• **Exercise requirements**:
Your task is to copy every line of the entries that contains "feel".

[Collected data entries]
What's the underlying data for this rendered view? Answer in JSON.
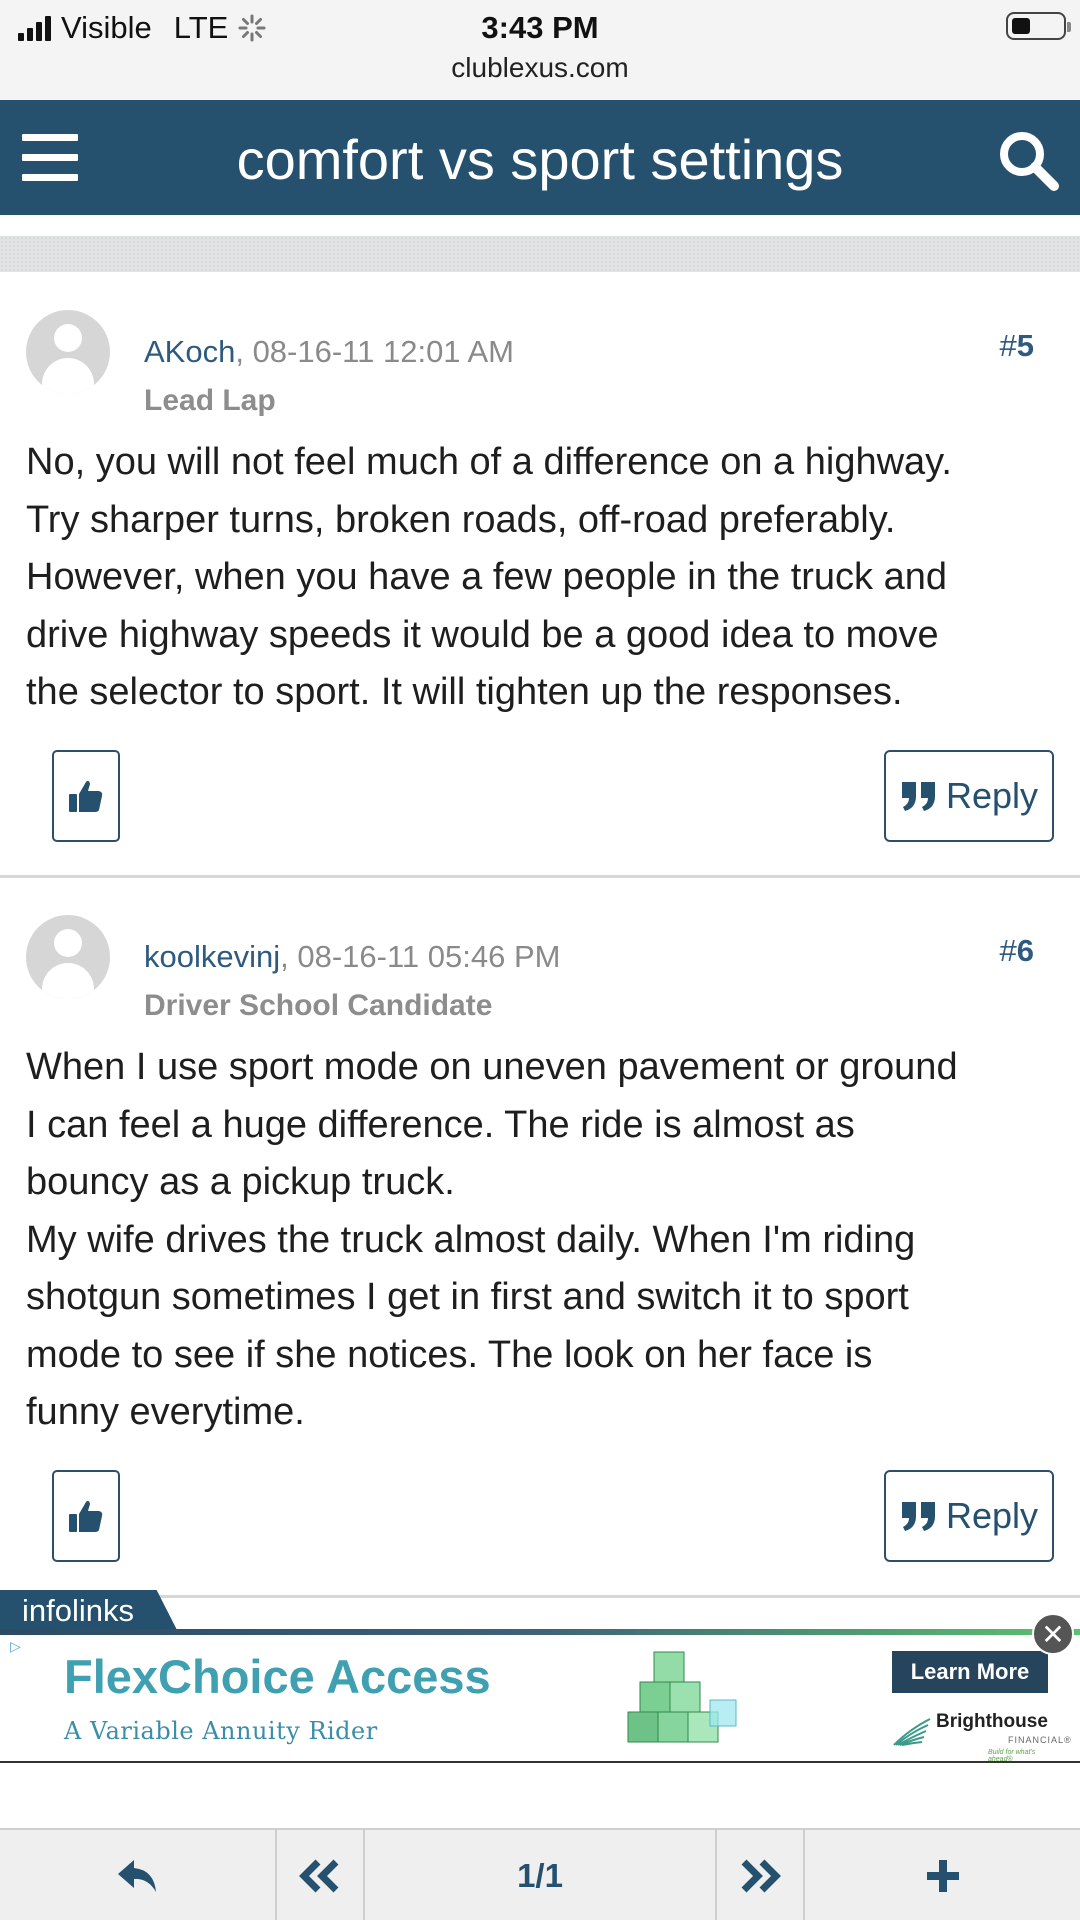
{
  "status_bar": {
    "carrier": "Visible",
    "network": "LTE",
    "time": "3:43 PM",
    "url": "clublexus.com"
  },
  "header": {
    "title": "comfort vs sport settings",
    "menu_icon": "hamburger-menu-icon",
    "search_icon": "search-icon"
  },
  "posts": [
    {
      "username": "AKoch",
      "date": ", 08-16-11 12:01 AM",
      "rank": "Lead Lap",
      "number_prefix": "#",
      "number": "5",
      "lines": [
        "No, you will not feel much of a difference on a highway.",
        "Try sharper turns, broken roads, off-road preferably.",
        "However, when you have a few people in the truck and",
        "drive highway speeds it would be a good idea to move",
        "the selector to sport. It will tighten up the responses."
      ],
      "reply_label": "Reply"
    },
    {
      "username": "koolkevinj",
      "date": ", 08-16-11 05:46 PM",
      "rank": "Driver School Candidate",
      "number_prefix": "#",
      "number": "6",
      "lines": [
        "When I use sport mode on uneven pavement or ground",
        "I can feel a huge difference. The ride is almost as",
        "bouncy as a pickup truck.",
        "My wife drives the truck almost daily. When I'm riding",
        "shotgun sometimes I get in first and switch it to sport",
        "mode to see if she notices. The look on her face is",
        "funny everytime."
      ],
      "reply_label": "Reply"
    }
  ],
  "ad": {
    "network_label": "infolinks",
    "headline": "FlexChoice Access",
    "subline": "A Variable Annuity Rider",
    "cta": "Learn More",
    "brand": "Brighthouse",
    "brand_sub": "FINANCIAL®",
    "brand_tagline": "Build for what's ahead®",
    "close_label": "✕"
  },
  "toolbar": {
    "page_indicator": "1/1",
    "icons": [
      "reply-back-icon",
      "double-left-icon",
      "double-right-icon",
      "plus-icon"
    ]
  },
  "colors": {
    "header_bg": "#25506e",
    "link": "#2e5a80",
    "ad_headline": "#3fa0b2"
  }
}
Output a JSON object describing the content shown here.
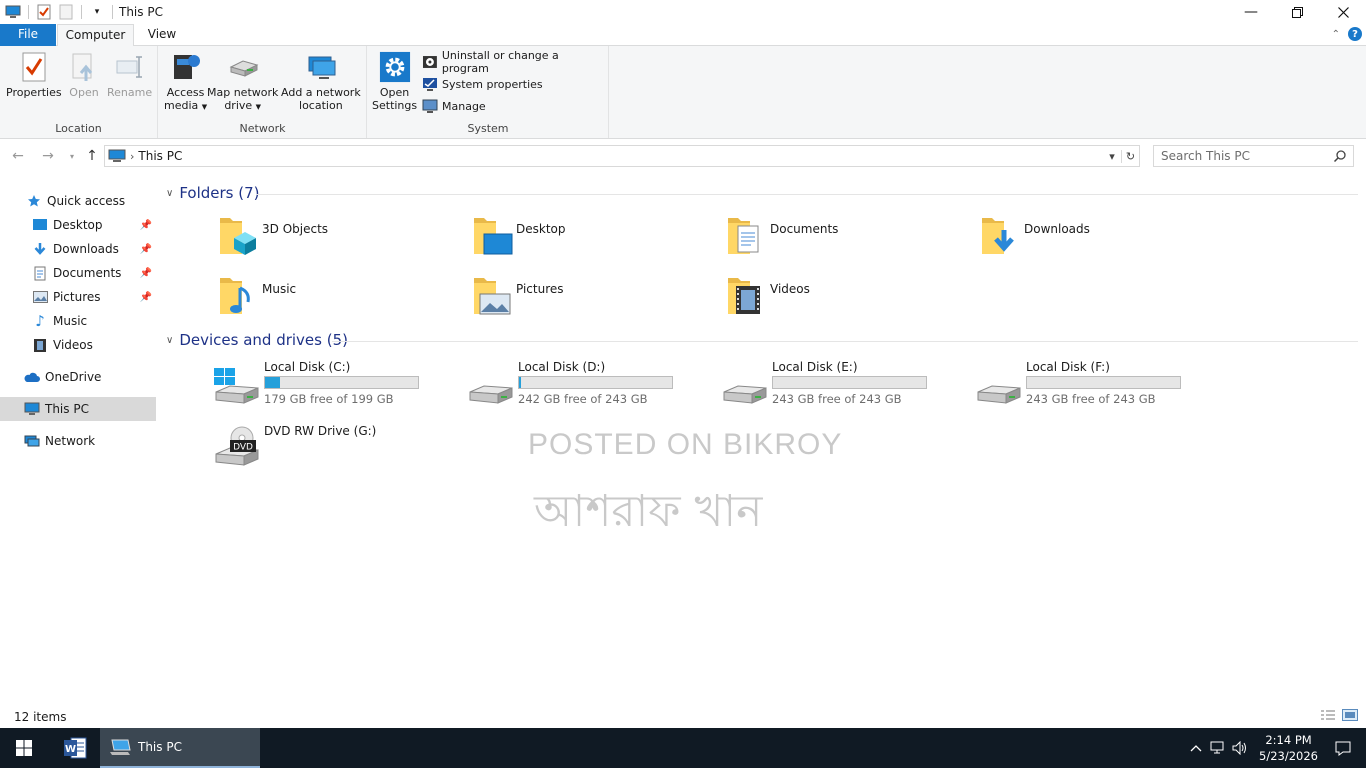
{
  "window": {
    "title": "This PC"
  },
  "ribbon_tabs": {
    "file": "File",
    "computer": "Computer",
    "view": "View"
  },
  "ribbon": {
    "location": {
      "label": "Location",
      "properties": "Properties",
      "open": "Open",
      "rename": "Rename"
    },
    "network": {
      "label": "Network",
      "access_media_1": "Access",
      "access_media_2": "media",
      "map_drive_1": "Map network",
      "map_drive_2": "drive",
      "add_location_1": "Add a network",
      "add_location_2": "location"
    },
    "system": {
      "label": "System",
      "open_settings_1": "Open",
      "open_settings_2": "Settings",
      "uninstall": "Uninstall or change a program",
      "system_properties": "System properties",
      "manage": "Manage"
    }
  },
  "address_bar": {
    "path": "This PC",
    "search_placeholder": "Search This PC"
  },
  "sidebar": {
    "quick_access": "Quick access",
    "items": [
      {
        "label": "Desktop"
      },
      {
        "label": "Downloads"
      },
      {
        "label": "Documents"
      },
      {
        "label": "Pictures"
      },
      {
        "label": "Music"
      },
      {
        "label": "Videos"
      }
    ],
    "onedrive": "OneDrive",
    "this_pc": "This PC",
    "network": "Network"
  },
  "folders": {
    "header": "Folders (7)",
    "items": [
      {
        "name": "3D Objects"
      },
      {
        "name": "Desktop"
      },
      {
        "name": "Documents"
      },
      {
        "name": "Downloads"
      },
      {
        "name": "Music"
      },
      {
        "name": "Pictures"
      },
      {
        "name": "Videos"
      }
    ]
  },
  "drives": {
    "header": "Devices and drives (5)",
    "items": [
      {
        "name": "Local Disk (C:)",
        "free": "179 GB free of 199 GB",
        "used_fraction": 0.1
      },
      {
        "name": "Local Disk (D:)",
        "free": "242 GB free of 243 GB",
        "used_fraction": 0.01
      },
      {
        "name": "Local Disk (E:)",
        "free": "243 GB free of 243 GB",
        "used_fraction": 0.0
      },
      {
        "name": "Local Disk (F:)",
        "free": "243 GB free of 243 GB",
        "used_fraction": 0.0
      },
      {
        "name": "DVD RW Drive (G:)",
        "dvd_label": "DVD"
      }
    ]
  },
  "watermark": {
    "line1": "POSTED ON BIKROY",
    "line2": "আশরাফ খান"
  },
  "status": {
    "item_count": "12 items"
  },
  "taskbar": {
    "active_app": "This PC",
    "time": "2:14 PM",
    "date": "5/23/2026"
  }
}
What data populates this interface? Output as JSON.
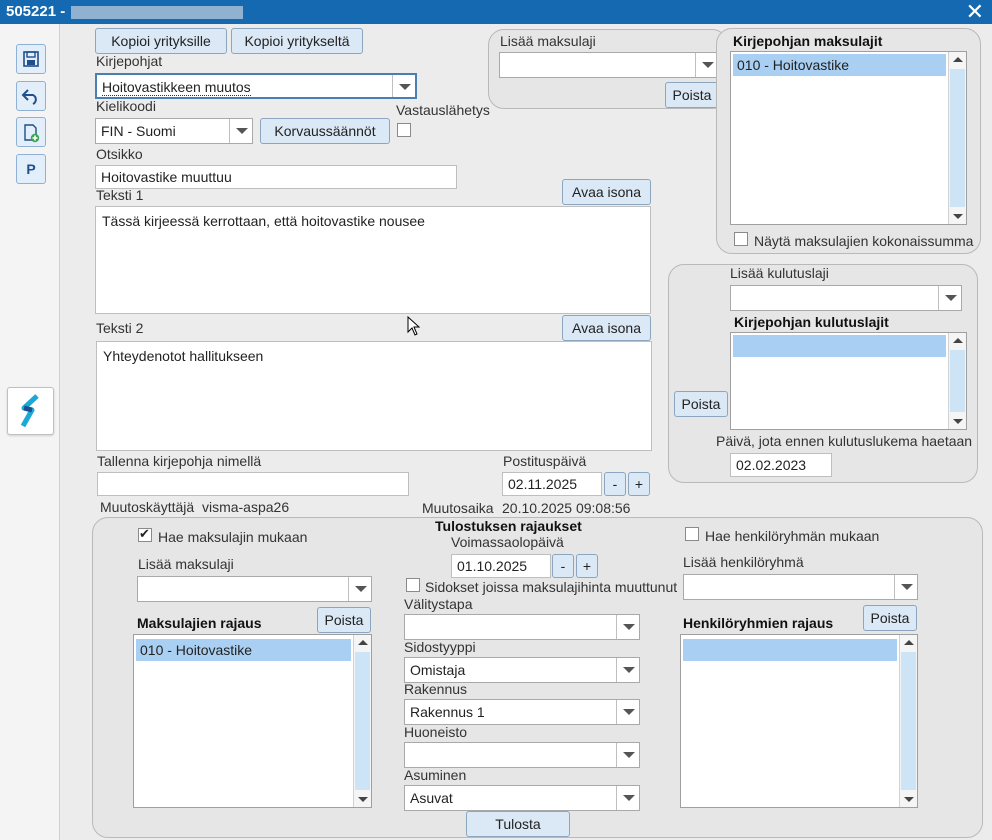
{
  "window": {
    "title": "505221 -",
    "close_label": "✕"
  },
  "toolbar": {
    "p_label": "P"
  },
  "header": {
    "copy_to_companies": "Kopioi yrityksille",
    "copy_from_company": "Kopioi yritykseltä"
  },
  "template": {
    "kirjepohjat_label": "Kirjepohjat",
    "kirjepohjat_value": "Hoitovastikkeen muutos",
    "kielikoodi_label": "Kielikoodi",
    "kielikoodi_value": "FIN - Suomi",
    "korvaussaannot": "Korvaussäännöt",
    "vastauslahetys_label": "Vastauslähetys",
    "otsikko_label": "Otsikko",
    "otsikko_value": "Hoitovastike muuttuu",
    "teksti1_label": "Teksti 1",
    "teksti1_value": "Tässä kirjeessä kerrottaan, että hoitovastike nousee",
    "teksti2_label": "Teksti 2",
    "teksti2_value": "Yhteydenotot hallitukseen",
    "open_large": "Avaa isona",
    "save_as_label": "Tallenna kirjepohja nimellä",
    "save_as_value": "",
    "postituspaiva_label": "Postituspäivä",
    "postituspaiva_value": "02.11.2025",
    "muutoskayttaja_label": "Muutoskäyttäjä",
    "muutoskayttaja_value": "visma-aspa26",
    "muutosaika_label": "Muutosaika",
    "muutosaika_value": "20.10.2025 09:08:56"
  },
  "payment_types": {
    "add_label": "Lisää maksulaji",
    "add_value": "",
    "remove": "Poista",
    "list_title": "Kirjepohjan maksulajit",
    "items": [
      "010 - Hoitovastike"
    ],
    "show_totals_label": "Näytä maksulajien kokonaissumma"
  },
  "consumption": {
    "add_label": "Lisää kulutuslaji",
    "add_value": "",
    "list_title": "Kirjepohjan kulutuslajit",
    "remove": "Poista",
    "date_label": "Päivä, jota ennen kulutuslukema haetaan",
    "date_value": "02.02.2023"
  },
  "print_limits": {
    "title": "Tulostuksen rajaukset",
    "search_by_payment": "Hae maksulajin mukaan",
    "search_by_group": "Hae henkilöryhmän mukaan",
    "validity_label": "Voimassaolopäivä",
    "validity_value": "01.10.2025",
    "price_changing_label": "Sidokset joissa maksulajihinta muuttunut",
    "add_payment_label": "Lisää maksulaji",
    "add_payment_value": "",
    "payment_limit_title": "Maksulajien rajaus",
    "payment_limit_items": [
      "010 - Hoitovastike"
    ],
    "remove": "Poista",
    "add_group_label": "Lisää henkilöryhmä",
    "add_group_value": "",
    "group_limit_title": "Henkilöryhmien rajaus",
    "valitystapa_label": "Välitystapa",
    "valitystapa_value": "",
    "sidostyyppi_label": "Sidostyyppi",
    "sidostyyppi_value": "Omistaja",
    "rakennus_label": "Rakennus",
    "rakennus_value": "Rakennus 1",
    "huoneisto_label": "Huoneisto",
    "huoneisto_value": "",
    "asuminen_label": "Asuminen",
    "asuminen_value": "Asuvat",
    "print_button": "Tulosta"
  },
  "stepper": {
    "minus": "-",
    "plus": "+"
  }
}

• **Expected output**:
        "No, you will not feel much of a difference on a highway.",
        "I can feel a huge difference. The ride is almost as",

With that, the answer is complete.